(Stated goal):
Count the lines in the items below that contain the string "this", treating uppercase and lowercase as different. Reply with the number only.
++++++++
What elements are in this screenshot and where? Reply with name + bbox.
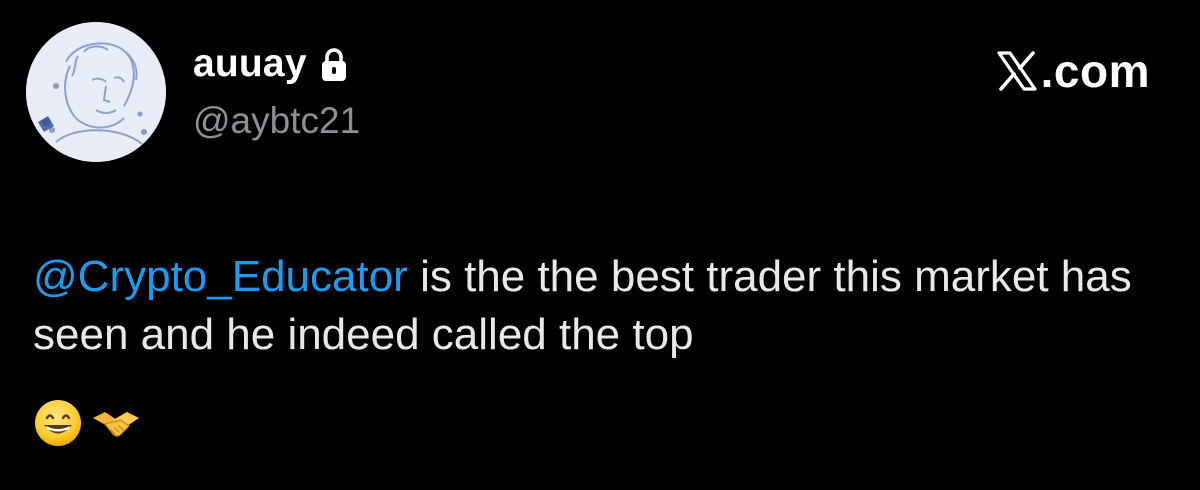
tweet-text: @Crypto_Educator is the the best trader … (33, 248, 1163, 364)
handshake-emoji (91, 398, 141, 448)
author-handle[interactable]: @aybtc21 (193, 100, 360, 142)
avatar-portrait-image (26, 22, 166, 162)
avatar[interactable] (26, 22, 166, 162)
author-name-row: auuay (193, 40, 349, 88)
emoji-row (33, 398, 149, 448)
display-name[interactable]: auuay (193, 42, 307, 86)
x-logo-icon (995, 49, 1039, 93)
tweet-card: auuay @aybtc21 .com @Crypto_Educator is … (0, 0, 1200, 490)
brand-domain-text: .com (1040, 45, 1150, 97)
lock-icon (319, 47, 349, 83)
mention-link[interactable]: @Crypto_Educator (33, 252, 408, 301)
brand-watermark: .com (995, 44, 1150, 98)
grinning-face-emoji (33, 398, 83, 448)
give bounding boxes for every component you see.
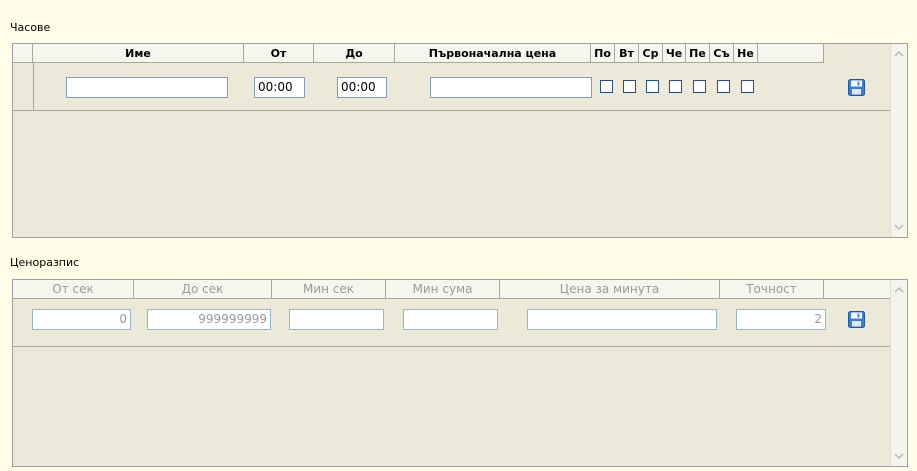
col-header-mon[interactable]: По: [591, 44, 615, 63]
hours-section-title: Часове: [10, 21, 51, 34]
price-per-minute-input[interactable]: [527, 309, 717, 330]
min-sum-input[interactable]: [403, 309, 498, 330]
col-header-sat[interactable]: Съ: [710, 44, 734, 63]
pricelist-header-row: От сек До сек Мин сек Мин сума Цена за м…: [13, 280, 891, 300]
row-divider: [13, 346, 891, 347]
name-input[interactable]: [66, 77, 228, 98]
col-header-tue[interactable]: Вт: [615, 44, 639, 63]
col-header-from[interactable]: От: [244, 44, 314, 63]
checkbox-fri[interactable]: [693, 80, 706, 93]
col-header-price-per-minute[interactable]: Цена за минута: [500, 280, 720, 299]
checkbox-sat[interactable]: [717, 80, 730, 93]
hours-header-row: Име От До Първоначална цена По Вт Ср Че …: [13, 44, 891, 64]
save-icon[interactable]: [848, 311, 865, 328]
checkbox-mon[interactable]: [600, 80, 613, 93]
col-header-thu[interactable]: Че: [663, 44, 686, 63]
col-header-name[interactable]: Име: [33, 44, 244, 63]
row-indicator-header: [13, 44, 33, 63]
col-header-precision[interactable]: Точност: [720, 280, 824, 299]
from-sec-input[interactable]: 0: [32, 309, 131, 330]
col-header-to[interactable]: До: [314, 44, 395, 63]
pricelist-scrollbar[interactable]: [890, 280, 907, 466]
to-time-input[interactable]: 00:00: [337, 77, 387, 98]
hours-scrollbar[interactable]: [890, 44, 907, 237]
checkbox-sun[interactable]: [741, 80, 754, 93]
col-header-to-sec[interactable]: До сек: [134, 280, 272, 299]
checkbox-thu[interactable]: [669, 80, 682, 93]
arrow-up-icon[interactable]: [894, 49, 904, 59]
checkbox-tue[interactable]: [623, 80, 636, 93]
arrow-up-icon[interactable]: [894, 285, 904, 295]
row-indicator[interactable]: [13, 63, 34, 111]
col-header-actions: [758, 44, 824, 63]
col-header-fri[interactable]: Пе: [686, 44, 710, 63]
hours-grid: Име От До Първоначална цена По Вт Ср Че …: [12, 43, 908, 238]
col-header-actions: [824, 280, 891, 299]
col-header-wed[interactable]: Ср: [639, 44, 663, 63]
initial-price-input[interactable]: [430, 77, 592, 98]
arrow-down-icon[interactable]: [894, 222, 904, 232]
col-header-min-sum[interactable]: Мин сума: [386, 280, 500, 299]
min-sec-input[interactable]: [289, 309, 384, 330]
col-header-sun[interactable]: Не: [734, 44, 758, 63]
checkbox-wed[interactable]: [646, 80, 659, 93]
pricelist-grid: От сек До сек Мин сек Мин сума Цена за м…: [12, 279, 908, 467]
precision-input[interactable]: 2: [736, 309, 826, 330]
pricelist-section-title: Ценоразпис: [10, 256, 80, 269]
col-header-from-sec[interactable]: От сек: [13, 280, 134, 299]
arrow-down-icon[interactable]: [894, 451, 904, 461]
col-header-initial-price[interactable]: Първоначална цена: [395, 44, 591, 63]
save-icon[interactable]: [848, 79, 865, 96]
row-divider: [13, 110, 891, 111]
to-sec-input[interactable]: 999999999: [147, 309, 271, 330]
col-header-min-sec[interactable]: Мин сек: [272, 280, 386, 299]
from-time-input[interactable]: 00:00: [254, 77, 305, 98]
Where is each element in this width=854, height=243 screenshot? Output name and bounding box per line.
++++++++
(Correct answer):
2